--- BEGIN Records provided ---

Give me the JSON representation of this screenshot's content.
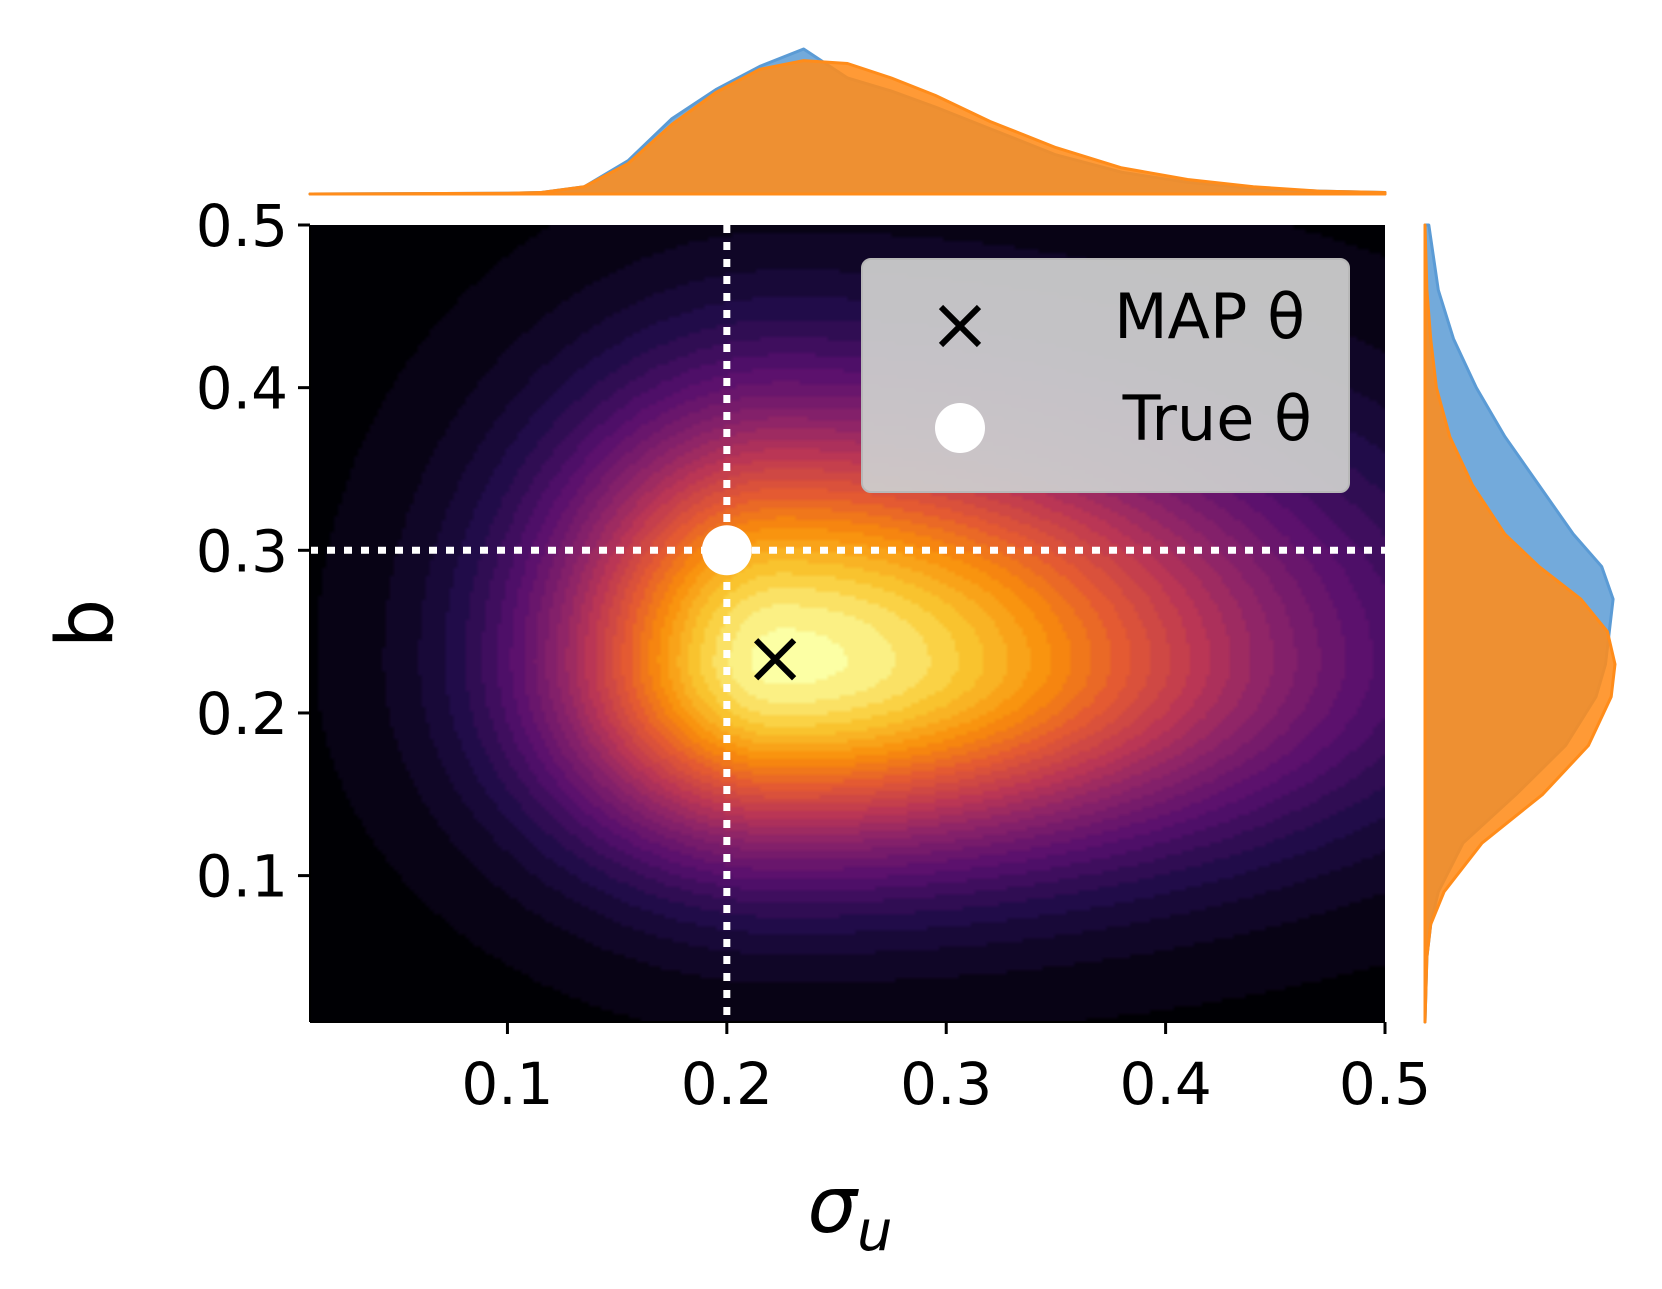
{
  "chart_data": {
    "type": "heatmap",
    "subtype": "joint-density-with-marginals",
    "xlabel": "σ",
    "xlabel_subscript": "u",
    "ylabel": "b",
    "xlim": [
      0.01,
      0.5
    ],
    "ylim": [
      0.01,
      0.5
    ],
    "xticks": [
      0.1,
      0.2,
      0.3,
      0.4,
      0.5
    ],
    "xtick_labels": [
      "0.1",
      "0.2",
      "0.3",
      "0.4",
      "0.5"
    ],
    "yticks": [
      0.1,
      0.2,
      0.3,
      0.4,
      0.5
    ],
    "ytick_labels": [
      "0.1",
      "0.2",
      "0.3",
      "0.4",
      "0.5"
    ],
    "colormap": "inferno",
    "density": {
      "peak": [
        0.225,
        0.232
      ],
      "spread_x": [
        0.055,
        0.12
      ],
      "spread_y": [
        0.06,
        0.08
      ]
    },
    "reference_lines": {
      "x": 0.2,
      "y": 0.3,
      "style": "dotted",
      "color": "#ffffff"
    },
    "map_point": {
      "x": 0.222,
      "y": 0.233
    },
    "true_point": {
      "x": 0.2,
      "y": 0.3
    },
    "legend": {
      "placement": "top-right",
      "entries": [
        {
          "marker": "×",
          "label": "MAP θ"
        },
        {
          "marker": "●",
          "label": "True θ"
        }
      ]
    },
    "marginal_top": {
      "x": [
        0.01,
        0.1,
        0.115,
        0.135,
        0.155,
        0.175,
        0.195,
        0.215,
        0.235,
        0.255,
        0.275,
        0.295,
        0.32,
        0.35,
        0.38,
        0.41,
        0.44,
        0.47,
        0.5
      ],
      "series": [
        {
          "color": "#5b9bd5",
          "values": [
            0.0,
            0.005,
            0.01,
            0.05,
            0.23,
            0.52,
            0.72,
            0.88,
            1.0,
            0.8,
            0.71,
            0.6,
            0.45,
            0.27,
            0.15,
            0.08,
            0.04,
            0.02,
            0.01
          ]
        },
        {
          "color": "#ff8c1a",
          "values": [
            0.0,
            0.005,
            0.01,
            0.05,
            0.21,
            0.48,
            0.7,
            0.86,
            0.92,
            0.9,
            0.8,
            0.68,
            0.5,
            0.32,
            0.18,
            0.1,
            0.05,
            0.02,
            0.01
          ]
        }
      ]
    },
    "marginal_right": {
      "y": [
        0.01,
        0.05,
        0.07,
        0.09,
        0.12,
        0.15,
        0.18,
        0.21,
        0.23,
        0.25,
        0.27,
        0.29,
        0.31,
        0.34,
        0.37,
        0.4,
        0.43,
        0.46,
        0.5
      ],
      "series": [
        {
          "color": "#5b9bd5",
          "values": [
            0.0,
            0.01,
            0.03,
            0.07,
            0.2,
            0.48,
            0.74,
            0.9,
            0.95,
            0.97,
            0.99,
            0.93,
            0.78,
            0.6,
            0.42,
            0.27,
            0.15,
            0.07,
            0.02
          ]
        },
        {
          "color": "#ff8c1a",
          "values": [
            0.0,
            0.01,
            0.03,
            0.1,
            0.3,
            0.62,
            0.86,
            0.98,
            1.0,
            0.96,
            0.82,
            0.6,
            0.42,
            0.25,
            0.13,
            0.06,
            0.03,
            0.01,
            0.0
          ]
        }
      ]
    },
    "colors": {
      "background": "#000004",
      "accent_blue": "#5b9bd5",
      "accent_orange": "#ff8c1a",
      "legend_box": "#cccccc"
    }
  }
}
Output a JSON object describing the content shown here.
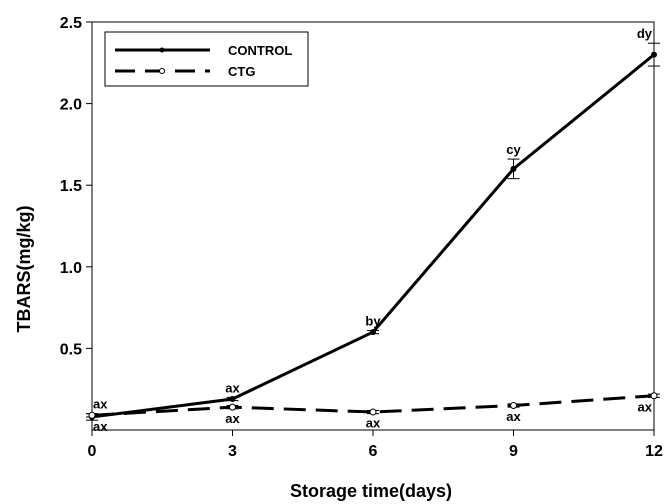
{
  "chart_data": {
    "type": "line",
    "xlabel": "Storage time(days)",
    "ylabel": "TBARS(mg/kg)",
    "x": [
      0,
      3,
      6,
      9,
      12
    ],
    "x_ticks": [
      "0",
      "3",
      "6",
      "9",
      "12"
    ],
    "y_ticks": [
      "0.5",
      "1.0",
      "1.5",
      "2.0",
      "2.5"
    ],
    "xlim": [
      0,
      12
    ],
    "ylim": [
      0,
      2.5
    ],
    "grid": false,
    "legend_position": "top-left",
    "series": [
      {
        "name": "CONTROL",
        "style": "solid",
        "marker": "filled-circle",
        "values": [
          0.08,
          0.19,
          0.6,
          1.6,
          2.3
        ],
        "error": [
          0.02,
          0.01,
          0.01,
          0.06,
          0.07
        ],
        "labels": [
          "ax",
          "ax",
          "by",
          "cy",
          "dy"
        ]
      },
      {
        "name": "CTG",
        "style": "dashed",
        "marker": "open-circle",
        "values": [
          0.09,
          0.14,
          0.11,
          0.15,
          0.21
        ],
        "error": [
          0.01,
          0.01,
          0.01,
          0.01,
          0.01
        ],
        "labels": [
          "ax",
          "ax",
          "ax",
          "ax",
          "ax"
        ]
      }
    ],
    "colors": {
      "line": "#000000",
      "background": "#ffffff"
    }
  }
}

--- END Records provided ---

* **Given request**
Write the material out again exactly as it appears, dropping the pictures.

* **Output of the exercise**
Give me the JSON representation of this screenshot's content.
{
  "chart_data": {
    "type": "heatmap",
    "subtype": "joint-density-with-marginals",
    "xlabel": "σ",
    "xlabel_subscript": "u",
    "ylabel": "b",
    "xlim": [
      0.01,
      0.5
    ],
    "ylim": [
      0.01,
      0.5
    ],
    "xticks": [
      0.1,
      0.2,
      0.3,
      0.4,
      0.5
    ],
    "xtick_labels": [
      "0.1",
      "0.2",
      "0.3",
      "0.4",
      "0.5"
    ],
    "yticks": [
      0.1,
      0.2,
      0.3,
      0.4,
      0.5
    ],
    "ytick_labels": [
      "0.1",
      "0.2",
      "0.3",
      "0.4",
      "0.5"
    ],
    "colormap": "inferno",
    "density": {
      "peak": [
        0.225,
        0.232
      ],
      "spread_x": [
        0.055,
        0.12
      ],
      "spread_y": [
        0.06,
        0.08
      ]
    },
    "reference_lines": {
      "x": 0.2,
      "y": 0.3,
      "style": "dotted",
      "color": "#ffffff"
    },
    "map_point": {
      "x": 0.222,
      "y": 0.233
    },
    "true_point": {
      "x": 0.2,
      "y": 0.3
    },
    "legend": {
      "placement": "top-right",
      "entries": [
        {
          "marker": "×",
          "label": "MAP θ"
        },
        {
          "marker": "●",
          "label": "True θ"
        }
      ]
    },
    "marginal_top": {
      "x": [
        0.01,
        0.1,
        0.115,
        0.135,
        0.155,
        0.175,
        0.195,
        0.215,
        0.235,
        0.255,
        0.275,
        0.295,
        0.32,
        0.35,
        0.38,
        0.41,
        0.44,
        0.47,
        0.5
      ],
      "series": [
        {
          "color": "#5b9bd5",
          "values": [
            0.0,
            0.005,
            0.01,
            0.05,
            0.23,
            0.52,
            0.72,
            0.88,
            1.0,
            0.8,
            0.71,
            0.6,
            0.45,
            0.27,
            0.15,
            0.08,
            0.04,
            0.02,
            0.01
          ]
        },
        {
          "color": "#ff8c1a",
          "values": [
            0.0,
            0.005,
            0.01,
            0.05,
            0.21,
            0.48,
            0.7,
            0.86,
            0.92,
            0.9,
            0.8,
            0.68,
            0.5,
            0.32,
            0.18,
            0.1,
            0.05,
            0.02,
            0.01
          ]
        }
      ]
    },
    "marginal_right": {
      "y": [
        0.01,
        0.05,
        0.07,
        0.09,
        0.12,
        0.15,
        0.18,
        0.21,
        0.23,
        0.25,
        0.27,
        0.29,
        0.31,
        0.34,
        0.37,
        0.4,
        0.43,
        0.46,
        0.5
      ],
      "series": [
        {
          "color": "#5b9bd5",
          "values": [
            0.0,
            0.01,
            0.03,
            0.07,
            0.2,
            0.48,
            0.74,
            0.9,
            0.95,
            0.97,
            0.99,
            0.93,
            0.78,
            0.6,
            0.42,
            0.27,
            0.15,
            0.07,
            0.02
          ]
        },
        {
          "color": "#ff8c1a",
          "values": [
            0.0,
            0.01,
            0.03,
            0.1,
            0.3,
            0.62,
            0.86,
            0.98,
            1.0,
            0.96,
            0.82,
            0.6,
            0.42,
            0.25,
            0.13,
            0.06,
            0.03,
            0.01,
            0.0
          ]
        }
      ]
    },
    "colors": {
      "background": "#000004",
      "accent_blue": "#5b9bd5",
      "accent_orange": "#ff8c1a",
      "legend_box": "#cccccc"
    }
  }
}
Output a JSON object describing the content shown here.
{
  "chart_data": {
    "type": "line",
    "xlabel": "Storage time(days)",
    "ylabel": "TBARS(mg/kg)",
    "x": [
      0,
      3,
      6,
      9,
      12
    ],
    "x_ticks": [
      "0",
      "3",
      "6",
      "9",
      "12"
    ],
    "y_ticks": [
      "0.5",
      "1.0",
      "1.5",
      "2.0",
      "2.5"
    ],
    "xlim": [
      0,
      12
    ],
    "ylim": [
      0,
      2.5
    ],
    "grid": false,
    "legend_position": "top-left",
    "series": [
      {
        "name": "CONTROL",
        "style": "solid",
        "marker": "filled-circle",
        "values": [
          0.08,
          0.19,
          0.6,
          1.6,
          2.3
        ],
        "error": [
          0.02,
          0.01,
          0.01,
          0.06,
          0.07
        ],
        "labels": [
          "ax",
          "ax",
          "by",
          "cy",
          "dy"
        ]
      },
      {
        "name": "CTG",
        "style": "dashed",
        "marker": "open-circle",
        "values": [
          0.09,
          0.14,
          0.11,
          0.15,
          0.21
        ],
        "error": [
          0.01,
          0.01,
          0.01,
          0.01,
          0.01
        ],
        "labels": [
          "ax",
          "ax",
          "ax",
          "ax",
          "ax"
        ]
      }
    ],
    "colors": {
      "line": "#000000",
      "background": "#ffffff"
    }
  }
}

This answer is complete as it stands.